=== Supplied data ===

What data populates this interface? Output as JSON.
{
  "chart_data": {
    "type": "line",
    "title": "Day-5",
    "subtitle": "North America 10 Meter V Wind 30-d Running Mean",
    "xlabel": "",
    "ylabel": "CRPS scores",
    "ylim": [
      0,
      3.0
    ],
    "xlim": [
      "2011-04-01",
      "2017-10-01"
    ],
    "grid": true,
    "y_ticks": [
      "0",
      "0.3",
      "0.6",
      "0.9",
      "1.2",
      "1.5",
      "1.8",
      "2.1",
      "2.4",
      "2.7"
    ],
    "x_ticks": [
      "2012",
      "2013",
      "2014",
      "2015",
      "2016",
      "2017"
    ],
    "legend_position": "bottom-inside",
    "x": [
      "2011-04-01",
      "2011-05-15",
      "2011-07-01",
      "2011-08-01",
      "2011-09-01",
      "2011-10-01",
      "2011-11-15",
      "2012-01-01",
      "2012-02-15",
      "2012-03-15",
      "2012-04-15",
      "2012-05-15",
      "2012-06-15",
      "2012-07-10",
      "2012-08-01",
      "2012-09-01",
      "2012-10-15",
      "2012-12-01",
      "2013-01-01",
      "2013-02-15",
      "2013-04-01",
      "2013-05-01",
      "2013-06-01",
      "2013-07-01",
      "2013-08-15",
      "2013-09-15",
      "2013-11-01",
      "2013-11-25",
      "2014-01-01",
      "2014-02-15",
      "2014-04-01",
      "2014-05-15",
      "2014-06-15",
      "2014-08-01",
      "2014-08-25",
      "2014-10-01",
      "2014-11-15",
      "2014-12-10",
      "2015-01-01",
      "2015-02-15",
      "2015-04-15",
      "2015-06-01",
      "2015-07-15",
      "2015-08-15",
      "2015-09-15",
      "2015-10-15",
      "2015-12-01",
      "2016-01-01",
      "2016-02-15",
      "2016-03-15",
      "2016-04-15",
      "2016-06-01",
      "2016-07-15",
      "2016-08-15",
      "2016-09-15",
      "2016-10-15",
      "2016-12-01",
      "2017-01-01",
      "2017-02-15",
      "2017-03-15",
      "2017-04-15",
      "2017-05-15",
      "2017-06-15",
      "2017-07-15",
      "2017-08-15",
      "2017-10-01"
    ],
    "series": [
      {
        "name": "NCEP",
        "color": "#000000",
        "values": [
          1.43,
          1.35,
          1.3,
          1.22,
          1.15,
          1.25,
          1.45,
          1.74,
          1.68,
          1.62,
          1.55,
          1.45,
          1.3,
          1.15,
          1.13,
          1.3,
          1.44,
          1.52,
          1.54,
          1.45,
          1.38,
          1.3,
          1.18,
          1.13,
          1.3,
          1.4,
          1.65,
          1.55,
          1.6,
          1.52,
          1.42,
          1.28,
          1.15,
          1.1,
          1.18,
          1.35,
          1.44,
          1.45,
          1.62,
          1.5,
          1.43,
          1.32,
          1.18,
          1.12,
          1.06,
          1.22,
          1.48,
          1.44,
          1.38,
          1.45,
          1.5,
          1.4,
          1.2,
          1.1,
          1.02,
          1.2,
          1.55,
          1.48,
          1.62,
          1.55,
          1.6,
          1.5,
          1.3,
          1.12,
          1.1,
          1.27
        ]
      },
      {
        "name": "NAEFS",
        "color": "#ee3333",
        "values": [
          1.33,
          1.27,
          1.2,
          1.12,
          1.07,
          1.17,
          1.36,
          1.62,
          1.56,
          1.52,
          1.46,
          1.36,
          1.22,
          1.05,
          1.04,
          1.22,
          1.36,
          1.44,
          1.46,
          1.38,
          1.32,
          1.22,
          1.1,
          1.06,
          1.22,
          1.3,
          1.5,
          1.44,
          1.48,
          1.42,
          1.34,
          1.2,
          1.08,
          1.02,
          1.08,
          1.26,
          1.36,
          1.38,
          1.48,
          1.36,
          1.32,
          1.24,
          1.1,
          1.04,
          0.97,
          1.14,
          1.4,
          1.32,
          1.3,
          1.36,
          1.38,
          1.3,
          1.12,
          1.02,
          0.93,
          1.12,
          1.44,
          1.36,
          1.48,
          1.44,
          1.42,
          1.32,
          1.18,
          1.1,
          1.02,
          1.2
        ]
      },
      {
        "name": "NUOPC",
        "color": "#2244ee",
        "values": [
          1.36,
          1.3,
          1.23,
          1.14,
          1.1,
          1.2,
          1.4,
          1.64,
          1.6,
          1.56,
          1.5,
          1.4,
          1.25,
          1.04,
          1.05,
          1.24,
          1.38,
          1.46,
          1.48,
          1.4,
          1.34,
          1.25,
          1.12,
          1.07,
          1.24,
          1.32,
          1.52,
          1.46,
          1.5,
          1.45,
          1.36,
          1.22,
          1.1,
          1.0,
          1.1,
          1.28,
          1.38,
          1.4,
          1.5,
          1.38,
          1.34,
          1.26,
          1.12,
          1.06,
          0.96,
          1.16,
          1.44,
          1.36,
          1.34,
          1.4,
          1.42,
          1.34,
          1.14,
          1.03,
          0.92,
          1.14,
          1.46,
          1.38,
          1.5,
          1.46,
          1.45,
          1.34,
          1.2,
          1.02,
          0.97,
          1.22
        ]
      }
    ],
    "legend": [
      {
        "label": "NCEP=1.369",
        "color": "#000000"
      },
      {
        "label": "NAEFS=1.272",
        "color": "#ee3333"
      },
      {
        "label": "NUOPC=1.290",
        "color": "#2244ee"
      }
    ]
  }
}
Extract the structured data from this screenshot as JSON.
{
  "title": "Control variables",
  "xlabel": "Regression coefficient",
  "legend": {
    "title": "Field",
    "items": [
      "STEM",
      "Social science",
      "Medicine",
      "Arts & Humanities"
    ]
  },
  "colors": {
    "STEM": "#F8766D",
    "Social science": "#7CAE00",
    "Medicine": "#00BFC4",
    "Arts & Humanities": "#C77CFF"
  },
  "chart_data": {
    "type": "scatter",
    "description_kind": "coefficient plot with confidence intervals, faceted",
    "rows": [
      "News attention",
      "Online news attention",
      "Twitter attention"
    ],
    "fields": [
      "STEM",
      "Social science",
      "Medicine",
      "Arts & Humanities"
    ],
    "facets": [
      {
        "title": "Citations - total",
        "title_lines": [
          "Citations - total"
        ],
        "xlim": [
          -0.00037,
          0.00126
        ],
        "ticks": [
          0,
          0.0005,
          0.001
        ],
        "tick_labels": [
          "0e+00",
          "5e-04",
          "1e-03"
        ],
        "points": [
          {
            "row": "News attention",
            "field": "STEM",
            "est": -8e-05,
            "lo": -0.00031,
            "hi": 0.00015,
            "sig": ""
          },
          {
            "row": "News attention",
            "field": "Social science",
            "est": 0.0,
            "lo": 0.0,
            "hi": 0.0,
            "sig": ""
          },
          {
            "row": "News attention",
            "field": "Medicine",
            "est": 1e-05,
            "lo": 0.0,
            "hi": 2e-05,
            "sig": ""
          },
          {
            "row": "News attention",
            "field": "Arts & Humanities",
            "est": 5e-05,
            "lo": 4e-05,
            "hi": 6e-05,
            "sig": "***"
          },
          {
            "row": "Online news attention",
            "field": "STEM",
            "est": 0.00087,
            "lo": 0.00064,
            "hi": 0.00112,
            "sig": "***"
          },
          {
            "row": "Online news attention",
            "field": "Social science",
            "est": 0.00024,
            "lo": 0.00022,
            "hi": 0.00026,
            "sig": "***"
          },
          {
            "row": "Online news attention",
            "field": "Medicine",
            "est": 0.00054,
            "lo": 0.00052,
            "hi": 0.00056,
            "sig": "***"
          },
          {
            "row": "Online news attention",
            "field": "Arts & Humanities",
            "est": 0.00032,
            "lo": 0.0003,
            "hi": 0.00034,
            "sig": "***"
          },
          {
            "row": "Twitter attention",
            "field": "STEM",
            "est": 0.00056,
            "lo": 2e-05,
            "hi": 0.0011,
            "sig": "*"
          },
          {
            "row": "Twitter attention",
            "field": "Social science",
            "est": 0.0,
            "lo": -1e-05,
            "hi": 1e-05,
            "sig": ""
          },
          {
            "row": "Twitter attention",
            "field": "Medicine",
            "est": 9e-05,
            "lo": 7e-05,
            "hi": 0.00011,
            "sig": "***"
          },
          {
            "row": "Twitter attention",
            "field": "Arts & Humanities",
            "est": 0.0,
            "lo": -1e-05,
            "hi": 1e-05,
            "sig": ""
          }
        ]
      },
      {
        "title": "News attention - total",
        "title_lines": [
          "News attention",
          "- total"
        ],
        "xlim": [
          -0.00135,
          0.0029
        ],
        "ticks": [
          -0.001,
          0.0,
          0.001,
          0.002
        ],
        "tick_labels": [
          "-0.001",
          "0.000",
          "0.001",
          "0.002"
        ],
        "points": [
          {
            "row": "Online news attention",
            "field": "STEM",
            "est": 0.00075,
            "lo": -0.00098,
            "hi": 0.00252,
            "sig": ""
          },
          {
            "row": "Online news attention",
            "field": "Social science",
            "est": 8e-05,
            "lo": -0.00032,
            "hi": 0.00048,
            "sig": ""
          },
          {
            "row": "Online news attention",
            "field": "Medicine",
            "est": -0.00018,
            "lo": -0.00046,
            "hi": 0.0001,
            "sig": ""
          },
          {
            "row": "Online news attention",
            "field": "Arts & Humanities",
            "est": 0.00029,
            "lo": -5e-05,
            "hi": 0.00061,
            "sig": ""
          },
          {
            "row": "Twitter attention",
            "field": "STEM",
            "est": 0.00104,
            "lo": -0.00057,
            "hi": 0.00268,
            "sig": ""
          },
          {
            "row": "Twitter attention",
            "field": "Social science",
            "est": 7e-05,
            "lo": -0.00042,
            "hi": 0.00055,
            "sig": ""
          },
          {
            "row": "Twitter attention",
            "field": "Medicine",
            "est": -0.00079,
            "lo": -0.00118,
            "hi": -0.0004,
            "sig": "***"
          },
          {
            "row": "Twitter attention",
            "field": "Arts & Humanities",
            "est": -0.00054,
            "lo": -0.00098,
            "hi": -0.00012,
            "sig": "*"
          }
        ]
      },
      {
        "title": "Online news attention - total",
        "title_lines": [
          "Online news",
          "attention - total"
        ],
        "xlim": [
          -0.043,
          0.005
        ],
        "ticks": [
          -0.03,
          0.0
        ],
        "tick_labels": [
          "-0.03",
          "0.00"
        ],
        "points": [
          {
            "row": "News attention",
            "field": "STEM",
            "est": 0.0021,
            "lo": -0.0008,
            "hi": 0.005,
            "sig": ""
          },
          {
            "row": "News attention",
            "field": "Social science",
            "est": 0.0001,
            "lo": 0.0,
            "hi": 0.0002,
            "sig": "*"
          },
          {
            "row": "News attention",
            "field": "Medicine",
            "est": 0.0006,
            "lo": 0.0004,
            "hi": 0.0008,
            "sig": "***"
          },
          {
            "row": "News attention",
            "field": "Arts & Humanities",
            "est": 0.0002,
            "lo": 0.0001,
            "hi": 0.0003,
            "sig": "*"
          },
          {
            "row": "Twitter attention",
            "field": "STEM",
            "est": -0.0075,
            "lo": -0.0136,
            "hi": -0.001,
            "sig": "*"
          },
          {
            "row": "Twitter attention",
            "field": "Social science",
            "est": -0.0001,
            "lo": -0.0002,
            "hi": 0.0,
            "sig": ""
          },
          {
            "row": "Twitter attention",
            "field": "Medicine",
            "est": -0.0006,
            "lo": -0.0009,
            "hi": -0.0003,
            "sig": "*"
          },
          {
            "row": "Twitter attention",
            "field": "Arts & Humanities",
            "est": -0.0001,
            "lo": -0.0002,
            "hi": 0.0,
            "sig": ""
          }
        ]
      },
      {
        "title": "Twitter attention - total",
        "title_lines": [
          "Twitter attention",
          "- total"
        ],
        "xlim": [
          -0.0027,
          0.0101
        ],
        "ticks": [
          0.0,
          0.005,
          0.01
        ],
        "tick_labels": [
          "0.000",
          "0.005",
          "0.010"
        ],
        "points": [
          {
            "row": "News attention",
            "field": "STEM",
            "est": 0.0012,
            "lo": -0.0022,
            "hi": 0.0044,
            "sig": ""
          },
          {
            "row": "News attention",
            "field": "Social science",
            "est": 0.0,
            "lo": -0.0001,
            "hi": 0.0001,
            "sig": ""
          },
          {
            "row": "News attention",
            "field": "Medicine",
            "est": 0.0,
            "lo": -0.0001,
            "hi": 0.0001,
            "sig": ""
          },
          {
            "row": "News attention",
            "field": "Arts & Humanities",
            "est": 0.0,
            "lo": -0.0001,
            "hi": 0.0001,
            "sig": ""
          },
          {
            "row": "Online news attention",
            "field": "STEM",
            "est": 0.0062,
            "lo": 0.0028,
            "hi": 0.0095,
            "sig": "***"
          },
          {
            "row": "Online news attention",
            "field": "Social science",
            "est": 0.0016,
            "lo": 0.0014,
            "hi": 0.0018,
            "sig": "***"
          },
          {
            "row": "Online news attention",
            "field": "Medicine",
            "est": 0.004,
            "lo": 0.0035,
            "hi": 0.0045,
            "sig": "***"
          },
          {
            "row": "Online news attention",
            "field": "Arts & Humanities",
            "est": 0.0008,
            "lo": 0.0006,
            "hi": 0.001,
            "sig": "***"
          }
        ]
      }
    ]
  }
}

===

What is needed ->
Scan the lines above for "JSON", then copy every one that has it.

Output below ->
What data populates this interface? Output as JSON.
Extract the structured data from this screenshot as JSON.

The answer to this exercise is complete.